Short task » Skip the pictures. Quote every line below, exactly, from the one with "Transcribe this image's" through the final line.

Items from a data source »
_ _ _ _ _

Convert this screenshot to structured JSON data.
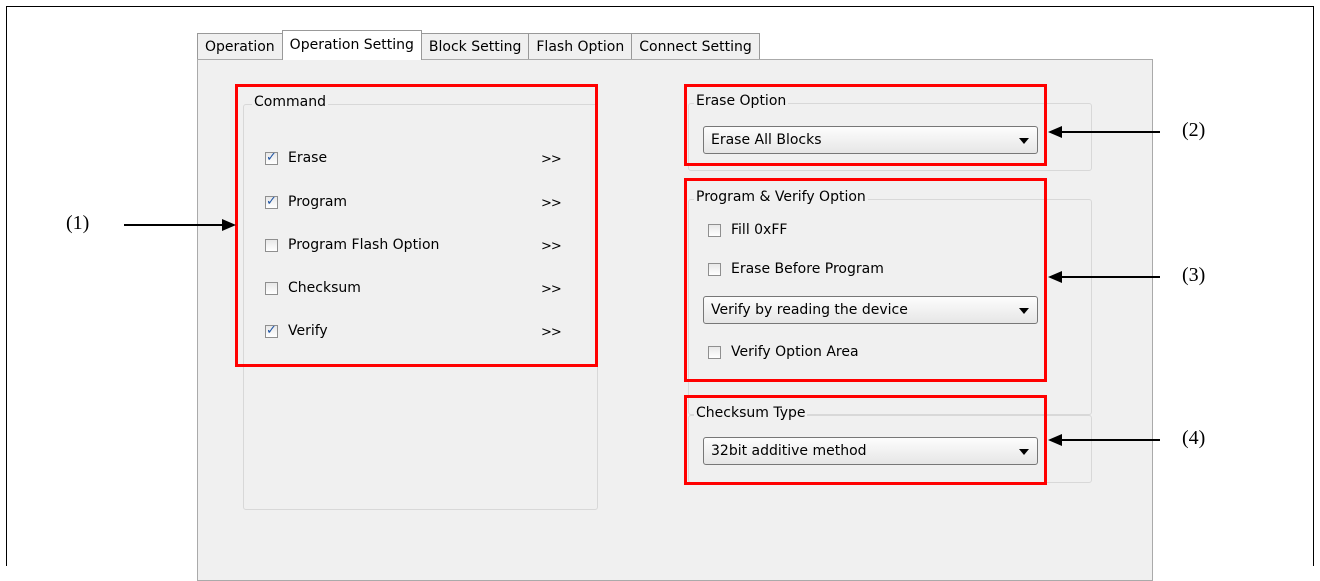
{
  "tabs": [
    "Operation",
    "Operation Setting",
    "Block Setting",
    "Flash Option",
    "Connect Setting"
  ],
  "active_tab": "Operation Setting",
  "command": {
    "title": "Command",
    "items": [
      {
        "label": "Erase",
        "checked": true,
        "more": ">>"
      },
      {
        "label": "Program",
        "checked": true,
        "more": ">>"
      },
      {
        "label": "Program Flash Option",
        "checked": false,
        "more": ">>"
      },
      {
        "label": "Checksum",
        "checked": false,
        "more": ">>"
      },
      {
        "label": "Verify",
        "checked": true,
        "more": ">>"
      }
    ]
  },
  "erase_option": {
    "title": "Erase Option",
    "value": "Erase All Blocks"
  },
  "program_verify": {
    "title": "Program & Verify Option",
    "fill": {
      "label": "Fill 0xFF",
      "checked": false
    },
    "erase_before": {
      "label": "Erase Before Program",
      "checked": false
    },
    "verify_select": "Verify by reading the device",
    "verify_option_area": {
      "label": "Verify Option Area",
      "checked": false
    }
  },
  "checksum_type": {
    "title": "Checksum Type",
    "value": "32bit additive method"
  },
  "callouts": {
    "c1": "(1)",
    "c2": "(2)",
    "c3": "(3)",
    "c4": "(4)"
  },
  "colors": {
    "highlight": "#ff0000",
    "panel": "#f0f0f0",
    "check": "#2156a5"
  }
}
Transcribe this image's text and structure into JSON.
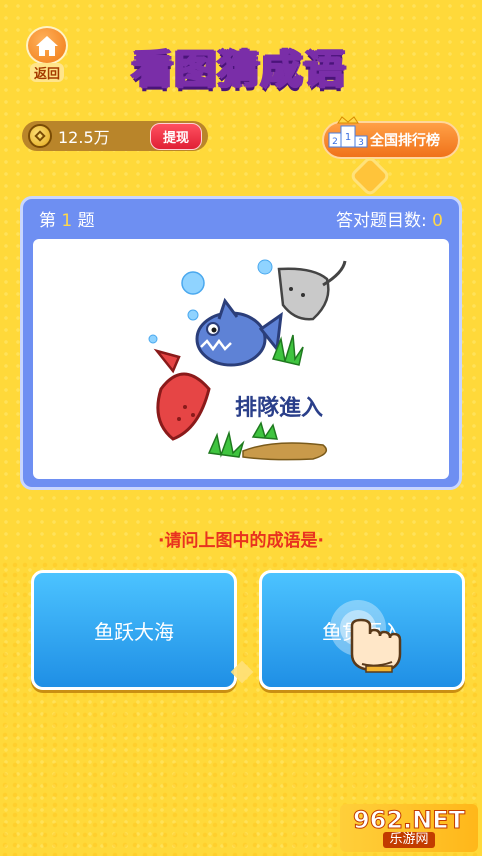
{
  "header": {
    "back_label": "返回",
    "title": "看图猜成语"
  },
  "wallet": {
    "coins": "12.5万",
    "withdraw_label": "提现"
  },
  "rank": {
    "label": "全国排行榜"
  },
  "question": {
    "number_prefix": "第",
    "number": "1",
    "number_suffix": "题",
    "correct_label": "答对题目数:",
    "correct_count": "0",
    "image_text": "排隊進入"
  },
  "prompt": "·请问上图中的成语是·",
  "answers": [
    {
      "label": "鱼跃大海"
    },
    {
      "label": "鱼贯而入"
    }
  ],
  "watermark": {
    "top": "962.NET",
    "bottom": "乐游网"
  }
}
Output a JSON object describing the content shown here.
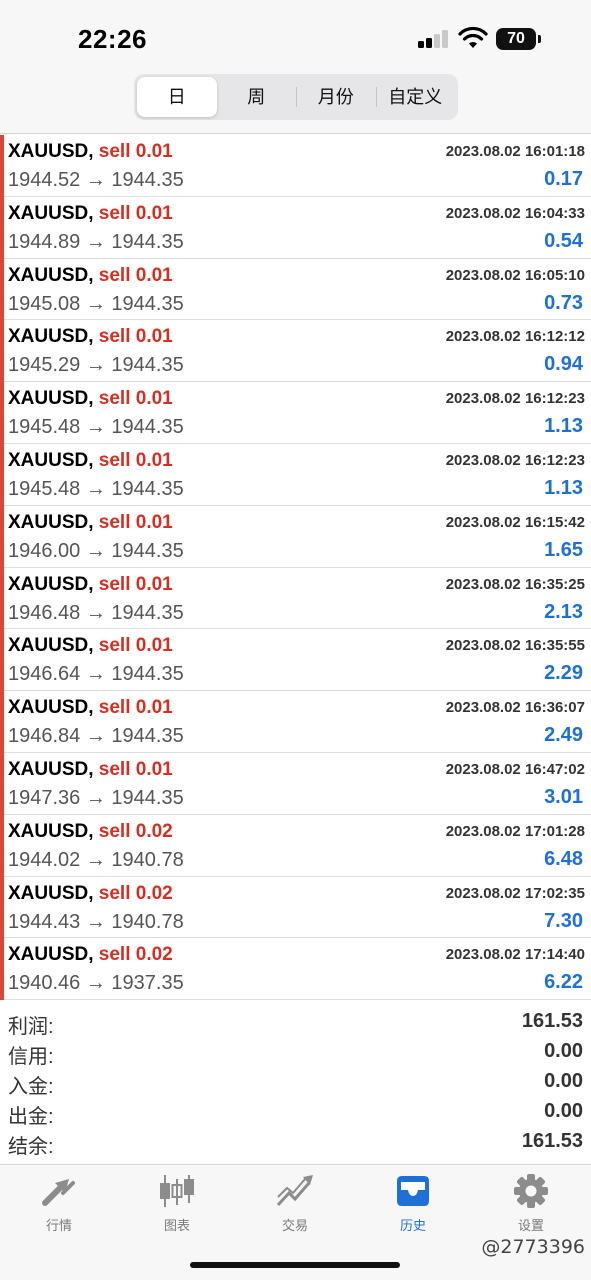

_ _ _ _ _

Solved exercise »
Transcribe this image's text and structure into JSON.
{
  "header": {
    "back_label": "返回",
    "title": "看图猜成语"
  },
  "wallet": {
    "coins": "12.5万",
    "withdraw_label": "提现"
  },
  "rank": {
    "label": "全国排行榜"
  },
  "question": {
    "number_prefix": "第",
    "number": "1",
    "number_suffix": "题",
    "correct_label": "答对题目数:",
    "correct_count": "0",
    "image_text": "排隊進入"
  },
  "prompt": "·请问上图中的成语是·",
  "answers": [
    {
      "label": "鱼跃大海"
    },
    {
      "label": "鱼贯而入"
    }
  ],
  "watermark": {
    "top": "962.NET",
    "bottom": "乐游网"
  }
}
Output a JSON object describing the content shown here.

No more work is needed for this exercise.